TASK REQUIREMENTS: Count every line below that contains "multivessel", then state the total with no other output.

--*--

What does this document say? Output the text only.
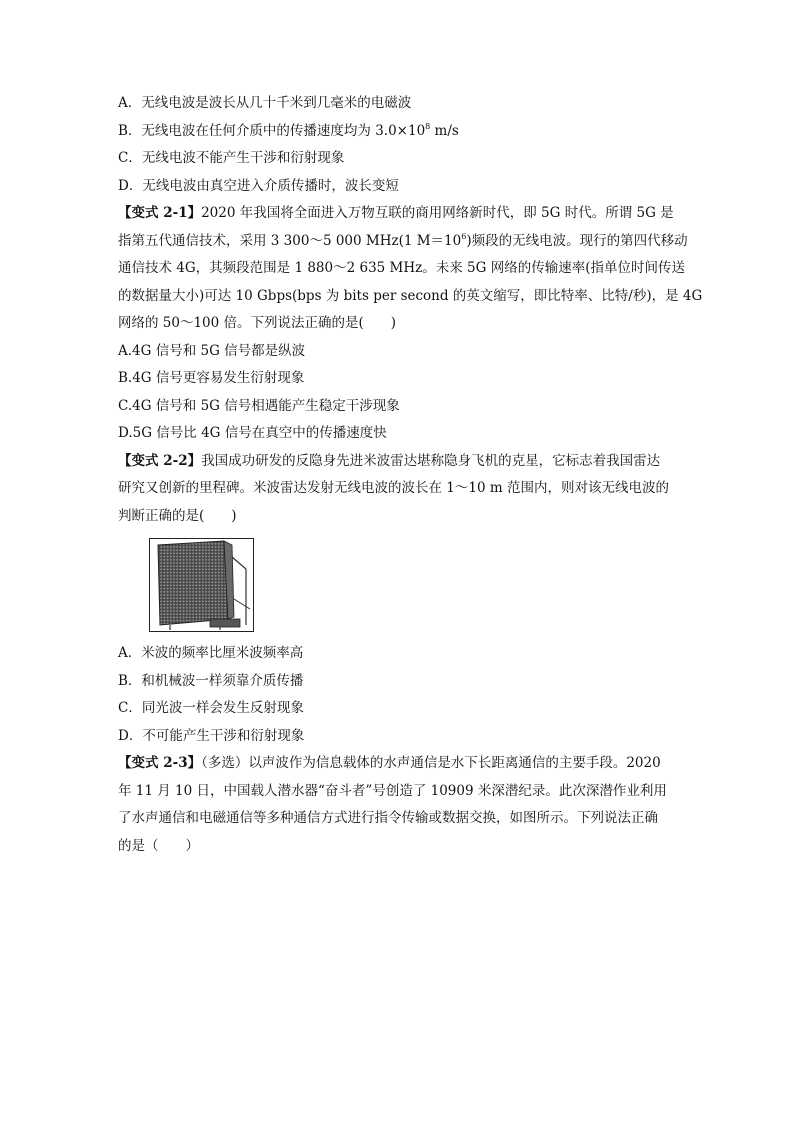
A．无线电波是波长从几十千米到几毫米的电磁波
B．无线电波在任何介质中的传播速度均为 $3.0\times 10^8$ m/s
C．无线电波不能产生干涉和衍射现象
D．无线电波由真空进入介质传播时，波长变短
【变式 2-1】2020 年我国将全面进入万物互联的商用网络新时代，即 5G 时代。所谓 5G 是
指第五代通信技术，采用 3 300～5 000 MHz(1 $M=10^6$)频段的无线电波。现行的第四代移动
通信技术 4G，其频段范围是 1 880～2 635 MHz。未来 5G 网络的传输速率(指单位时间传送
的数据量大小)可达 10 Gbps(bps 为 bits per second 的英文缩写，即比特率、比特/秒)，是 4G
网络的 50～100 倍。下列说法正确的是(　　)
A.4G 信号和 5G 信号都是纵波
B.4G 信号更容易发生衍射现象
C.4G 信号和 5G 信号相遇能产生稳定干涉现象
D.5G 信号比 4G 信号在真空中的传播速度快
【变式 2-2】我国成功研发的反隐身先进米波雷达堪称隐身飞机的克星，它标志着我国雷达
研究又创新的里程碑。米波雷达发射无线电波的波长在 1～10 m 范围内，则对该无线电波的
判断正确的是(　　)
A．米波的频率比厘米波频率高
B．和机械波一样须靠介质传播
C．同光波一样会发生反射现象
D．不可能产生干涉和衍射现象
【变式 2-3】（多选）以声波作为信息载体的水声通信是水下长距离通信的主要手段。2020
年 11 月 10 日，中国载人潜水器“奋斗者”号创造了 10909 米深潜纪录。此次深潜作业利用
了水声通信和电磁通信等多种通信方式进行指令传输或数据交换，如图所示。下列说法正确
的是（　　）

--*--

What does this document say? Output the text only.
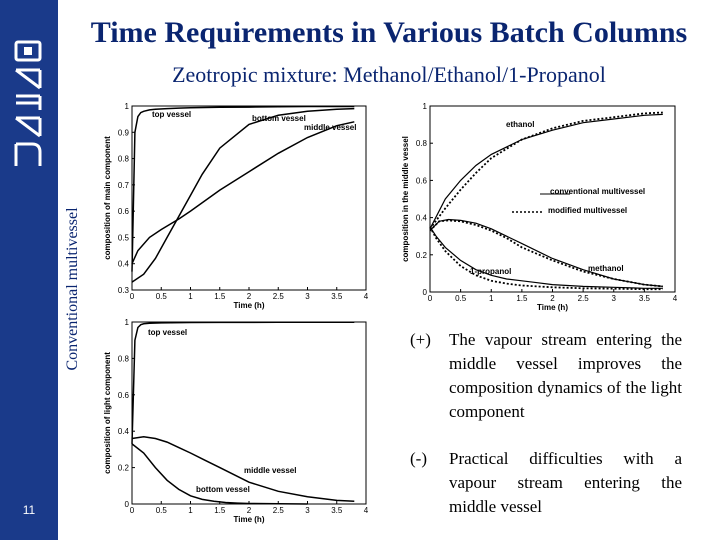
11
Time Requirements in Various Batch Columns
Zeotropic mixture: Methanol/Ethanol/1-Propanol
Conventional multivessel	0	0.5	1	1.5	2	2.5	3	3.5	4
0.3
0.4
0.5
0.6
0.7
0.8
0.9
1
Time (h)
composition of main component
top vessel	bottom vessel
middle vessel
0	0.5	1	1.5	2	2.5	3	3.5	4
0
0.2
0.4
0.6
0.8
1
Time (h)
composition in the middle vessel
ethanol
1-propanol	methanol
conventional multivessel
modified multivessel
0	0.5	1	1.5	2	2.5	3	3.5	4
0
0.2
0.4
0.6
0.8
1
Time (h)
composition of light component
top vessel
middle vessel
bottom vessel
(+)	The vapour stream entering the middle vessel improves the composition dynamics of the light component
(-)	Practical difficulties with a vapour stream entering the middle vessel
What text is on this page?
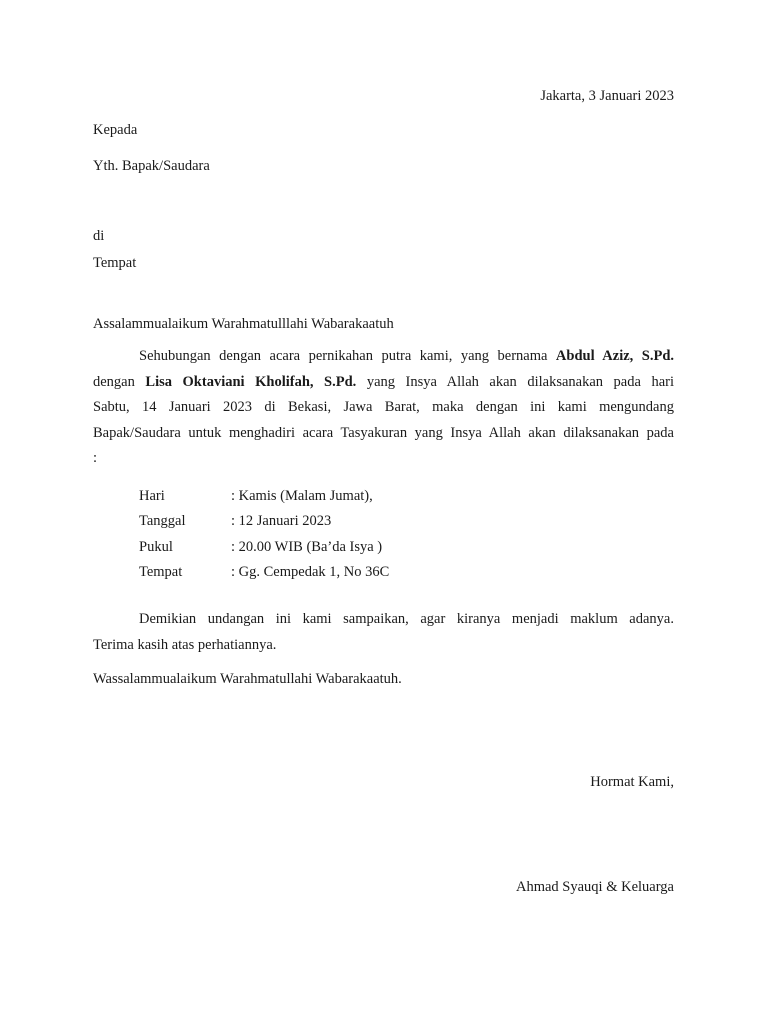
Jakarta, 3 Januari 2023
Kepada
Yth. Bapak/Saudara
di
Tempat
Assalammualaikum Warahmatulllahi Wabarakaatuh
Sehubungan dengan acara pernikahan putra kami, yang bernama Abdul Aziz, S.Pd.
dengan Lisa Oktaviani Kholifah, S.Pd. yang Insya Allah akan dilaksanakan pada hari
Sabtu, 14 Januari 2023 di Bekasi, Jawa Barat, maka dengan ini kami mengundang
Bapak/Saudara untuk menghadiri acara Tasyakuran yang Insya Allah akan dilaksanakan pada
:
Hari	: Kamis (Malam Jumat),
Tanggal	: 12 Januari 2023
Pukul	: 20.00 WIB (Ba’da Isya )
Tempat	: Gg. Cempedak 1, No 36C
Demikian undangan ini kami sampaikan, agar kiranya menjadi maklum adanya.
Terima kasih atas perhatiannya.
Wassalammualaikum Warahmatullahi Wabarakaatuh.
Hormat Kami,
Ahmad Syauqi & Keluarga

--*--

EXERCISE ANSWER: 3